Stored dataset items
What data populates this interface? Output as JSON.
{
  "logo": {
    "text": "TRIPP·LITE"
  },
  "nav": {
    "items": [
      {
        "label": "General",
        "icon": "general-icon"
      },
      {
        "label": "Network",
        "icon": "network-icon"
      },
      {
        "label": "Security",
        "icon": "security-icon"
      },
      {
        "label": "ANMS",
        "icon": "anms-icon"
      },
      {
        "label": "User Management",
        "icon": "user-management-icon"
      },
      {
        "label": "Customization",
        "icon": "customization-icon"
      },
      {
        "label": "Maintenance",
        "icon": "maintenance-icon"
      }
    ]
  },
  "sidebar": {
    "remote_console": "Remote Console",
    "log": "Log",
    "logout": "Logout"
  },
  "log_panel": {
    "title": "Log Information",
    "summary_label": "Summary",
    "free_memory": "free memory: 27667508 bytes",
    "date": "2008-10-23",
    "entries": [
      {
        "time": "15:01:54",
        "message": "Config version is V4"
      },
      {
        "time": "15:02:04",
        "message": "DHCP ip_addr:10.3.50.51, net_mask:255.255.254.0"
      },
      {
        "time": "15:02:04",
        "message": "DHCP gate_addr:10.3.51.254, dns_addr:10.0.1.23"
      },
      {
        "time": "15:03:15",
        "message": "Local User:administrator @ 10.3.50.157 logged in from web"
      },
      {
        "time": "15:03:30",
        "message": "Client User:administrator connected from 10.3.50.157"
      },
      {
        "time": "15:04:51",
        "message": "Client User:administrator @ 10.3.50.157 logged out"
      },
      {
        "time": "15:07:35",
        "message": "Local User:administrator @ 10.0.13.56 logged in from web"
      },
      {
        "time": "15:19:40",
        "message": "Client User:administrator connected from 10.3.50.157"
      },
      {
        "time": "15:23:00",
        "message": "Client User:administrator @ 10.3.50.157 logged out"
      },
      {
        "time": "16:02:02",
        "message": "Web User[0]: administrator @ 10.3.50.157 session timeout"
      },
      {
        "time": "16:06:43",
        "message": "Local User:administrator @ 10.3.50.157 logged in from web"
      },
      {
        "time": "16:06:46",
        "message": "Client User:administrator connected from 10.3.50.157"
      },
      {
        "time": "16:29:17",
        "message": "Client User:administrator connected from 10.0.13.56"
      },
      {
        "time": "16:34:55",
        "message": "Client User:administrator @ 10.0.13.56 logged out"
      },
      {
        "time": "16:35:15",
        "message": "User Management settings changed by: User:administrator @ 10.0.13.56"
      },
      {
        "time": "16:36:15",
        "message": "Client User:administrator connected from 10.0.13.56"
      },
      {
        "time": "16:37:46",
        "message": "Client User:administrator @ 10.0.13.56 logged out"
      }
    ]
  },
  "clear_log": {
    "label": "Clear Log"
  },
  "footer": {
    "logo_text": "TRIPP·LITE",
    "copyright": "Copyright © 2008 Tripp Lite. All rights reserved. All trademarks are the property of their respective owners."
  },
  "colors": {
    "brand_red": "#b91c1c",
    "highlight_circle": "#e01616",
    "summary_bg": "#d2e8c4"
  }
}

• Exercise objective: Report every line containing the word "icon" from the listing above.

• Response to the exercise:
        "icon": "general-icon"
        "icon": "network-icon"
        "icon": "security-icon"
        "icon": "anms-icon"
        "icon": "user-management-icon"
        "icon": "customization-icon"
        "icon": "maintenance-icon"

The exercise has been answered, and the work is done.